-- START OF RECORDS SUPPLIED --

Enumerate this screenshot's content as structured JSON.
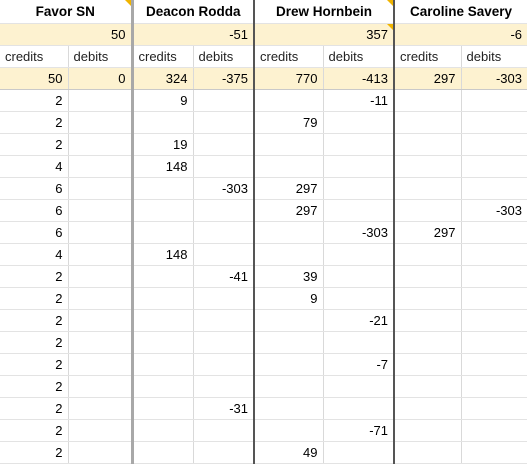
{
  "people": [
    {
      "name": "Favor SN",
      "total": "50",
      "credits_label": "credits",
      "debits_label": "debits",
      "credits_sum": "50",
      "debits_sum": "0"
    },
    {
      "name": "Deacon Rodda",
      "total": "-51",
      "credits_label": "credits",
      "debits_label": "debits",
      "credits_sum": "324",
      "debits_sum": "-375"
    },
    {
      "name": "Drew Hornbein",
      "total": "357",
      "credits_label": "credits",
      "debits_label": "debits",
      "credits_sum": "770",
      "debits_sum": "-413"
    },
    {
      "name": "Caroline Savery",
      "total": "-6",
      "credits_label": "credits",
      "debits_label": "debits",
      "credits_sum": "297",
      "debits_sum": "-303"
    }
  ],
  "rows": [
    [
      "2",
      "",
      "9",
      "",
      "",
      "-11",
      "",
      ""
    ],
    [
      "2",
      "",
      "",
      "",
      "79",
      "",
      "",
      ""
    ],
    [
      "2",
      "",
      "19",
      "",
      "",
      "",
      "",
      ""
    ],
    [
      "4",
      "",
      "148",
      "",
      "",
      "",
      "",
      ""
    ],
    [
      "6",
      "",
      "",
      "-303",
      "297",
      "",
      "",
      ""
    ],
    [
      "6",
      "",
      "",
      "",
      "297",
      "",
      "",
      "-303"
    ],
    [
      "6",
      "",
      "",
      "",
      "",
      "-303",
      "297",
      ""
    ],
    [
      "4",
      "",
      "148",
      "",
      "",
      "",
      "",
      ""
    ],
    [
      "2",
      "",
      "",
      "-41",
      "39",
      "",
      "",
      ""
    ],
    [
      "2",
      "",
      "",
      "",
      "9",
      "",
      "",
      ""
    ],
    [
      "2",
      "",
      "",
      "",
      "",
      "-21",
      "",
      ""
    ],
    [
      "2",
      "",
      "",
      "",
      "",
      "",
      "",
      ""
    ],
    [
      "2",
      "",
      "",
      "",
      "",
      "-7",
      "",
      ""
    ],
    [
      "2",
      "",
      "",
      "",
      "",
      "",
      "",
      ""
    ],
    [
      "2",
      "",
      "",
      "-31",
      "",
      "",
      "",
      ""
    ],
    [
      "2",
      "",
      "",
      "",
      "",
      "-71",
      "",
      ""
    ],
    [
      "2",
      "",
      "",
      "",
      "49",
      "",
      "",
      ""
    ]
  ]
}
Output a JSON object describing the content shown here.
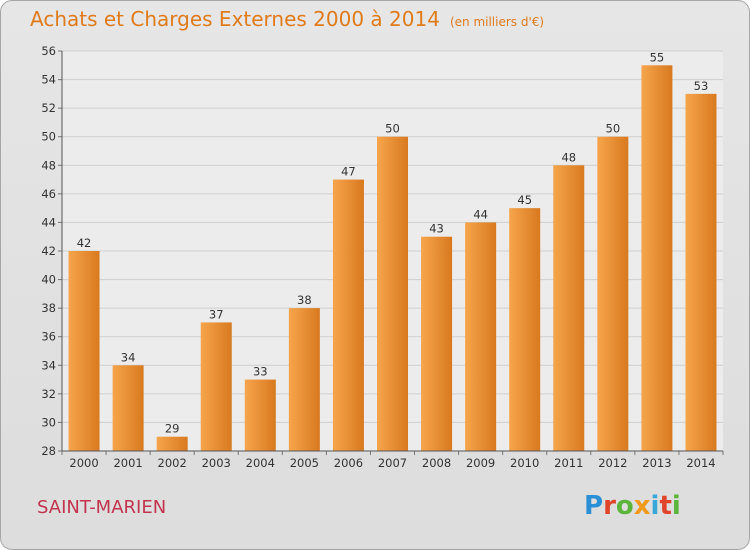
{
  "header": {
    "title": "Achats et Charges Externes 2000 à 2014",
    "unit": "(en milliers d'€)"
  },
  "footer": {
    "city": "SAINT-MARIEN",
    "brand": "Proxiti",
    "brand_colors": [
      "#2b8fd6",
      "#e0442b",
      "#5ab53a",
      "#f29a1d",
      "#3aa7d9",
      "#e0442b",
      "#5ab53a"
    ]
  },
  "colors": {
    "bar_light": "#f6a54c",
    "bar_dark": "#d8791f",
    "title": "#e07b1c",
    "city": "#c2344e"
  },
  "chart_data": {
    "type": "bar",
    "title": "Achats et Charges Externes 2000 à 2014",
    "subtitle": "(en milliers d'€)",
    "categories": [
      "2000",
      "2001",
      "2002",
      "2003",
      "2004",
      "2005",
      "2006",
      "2007",
      "2008",
      "2009",
      "2010",
      "2011",
      "2012",
      "2013",
      "2014"
    ],
    "values": [
      42,
      34,
      29,
      37,
      33,
      38,
      47,
      50,
      43,
      44,
      45,
      48,
      50,
      55,
      53
    ],
    "ylim": [
      28,
      56
    ],
    "yticks": [
      28,
      30,
      32,
      34,
      36,
      38,
      40,
      42,
      44,
      46,
      48,
      50,
      52,
      54,
      56
    ],
    "grid": true,
    "data_labels": true
  }
}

-- END OF RECORDS SUPPLIED --

§ **YOUR OBJECTIVE**: Make an exact copy of all entries above, dropping the images.

§ **THE RESULT**:
Enumerate this screenshot's content as structured JSON.
{
  "people": [
    {
      "name": "Favor SN",
      "total": "50",
      "credits_label": "credits",
      "debits_label": "debits",
      "credits_sum": "50",
      "debits_sum": "0"
    },
    {
      "name": "Deacon Rodda",
      "total": "-51",
      "credits_label": "credits",
      "debits_label": "debits",
      "credits_sum": "324",
      "debits_sum": "-375"
    },
    {
      "name": "Drew Hornbein",
      "total": "357",
      "credits_label": "credits",
      "debits_label": "debits",
      "credits_sum": "770",
      "debits_sum": "-413"
    },
    {
      "name": "Caroline Savery",
      "total": "-6",
      "credits_label": "credits",
      "debits_label": "debits",
      "credits_sum": "297",
      "debits_sum": "-303"
    }
  ],
  "rows": [
    [
      "2",
      "",
      "9",
      "",
      "",
      "-11",
      "",
      ""
    ],
    [
      "2",
      "",
      "",
      "",
      "79",
      "",
      "",
      ""
    ],
    [
      "2",
      "",
      "19",
      "",
      "",
      "",
      "",
      ""
    ],
    [
      "4",
      "",
      "148",
      "",
      "",
      "",
      "",
      ""
    ],
    [
      "6",
      "",
      "",
      "-303",
      "297",
      "",
      "",
      ""
    ],
    [
      "6",
      "",
      "",
      "",
      "297",
      "",
      "",
      "-303"
    ],
    [
      "6",
      "",
      "",
      "",
      "",
      "-303",
      "297",
      ""
    ],
    [
      "4",
      "",
      "148",
      "",
      "",
      "",
      "",
      ""
    ],
    [
      "2",
      "",
      "",
      "-41",
      "39",
      "",
      "",
      ""
    ],
    [
      "2",
      "",
      "",
      "",
      "9",
      "",
      "",
      ""
    ],
    [
      "2",
      "",
      "",
      "",
      "",
      "-21",
      "",
      ""
    ],
    [
      "2",
      "",
      "",
      "",
      "",
      "",
      "",
      ""
    ],
    [
      "2",
      "",
      "",
      "",
      "",
      "-7",
      "",
      ""
    ],
    [
      "2",
      "",
      "",
      "",
      "",
      "",
      "",
      ""
    ],
    [
      "2",
      "",
      "",
      "-31",
      "",
      "",
      "",
      ""
    ],
    [
      "2",
      "",
      "",
      "",
      "",
      "-71",
      "",
      ""
    ],
    [
      "2",
      "",
      "",
      "",
      "49",
      "",
      "",
      ""
    ]
  ]
}
Output a JSON object describing the content shown here.
{
  "header": {
    "title": "Achats et Charges Externes 2000 à 2014",
    "unit": "(en milliers d'€)"
  },
  "footer": {
    "city": "SAINT-MARIEN",
    "brand": "Proxiti",
    "brand_colors": [
      "#2b8fd6",
      "#e0442b",
      "#5ab53a",
      "#f29a1d",
      "#3aa7d9",
      "#e0442b",
      "#5ab53a"
    ]
  },
  "colors": {
    "bar_light": "#f6a54c",
    "bar_dark": "#d8791f",
    "title": "#e07b1c",
    "city": "#c2344e"
  },
  "chart_data": {
    "type": "bar",
    "title": "Achats et Charges Externes 2000 à 2014",
    "subtitle": "(en milliers d'€)",
    "categories": [
      "2000",
      "2001",
      "2002",
      "2003",
      "2004",
      "2005",
      "2006",
      "2007",
      "2008",
      "2009",
      "2010",
      "2011",
      "2012",
      "2013",
      "2014"
    ],
    "values": [
      42,
      34,
      29,
      37,
      33,
      38,
      47,
      50,
      43,
      44,
      45,
      48,
      50,
      55,
      53
    ],
    "ylim": [
      28,
      56
    ],
    "yticks": [
      28,
      30,
      32,
      34,
      36,
      38,
      40,
      42,
      44,
      46,
      48,
      50,
      52,
      54,
      56
    ],
    "grid": true,
    "data_labels": true
  }
}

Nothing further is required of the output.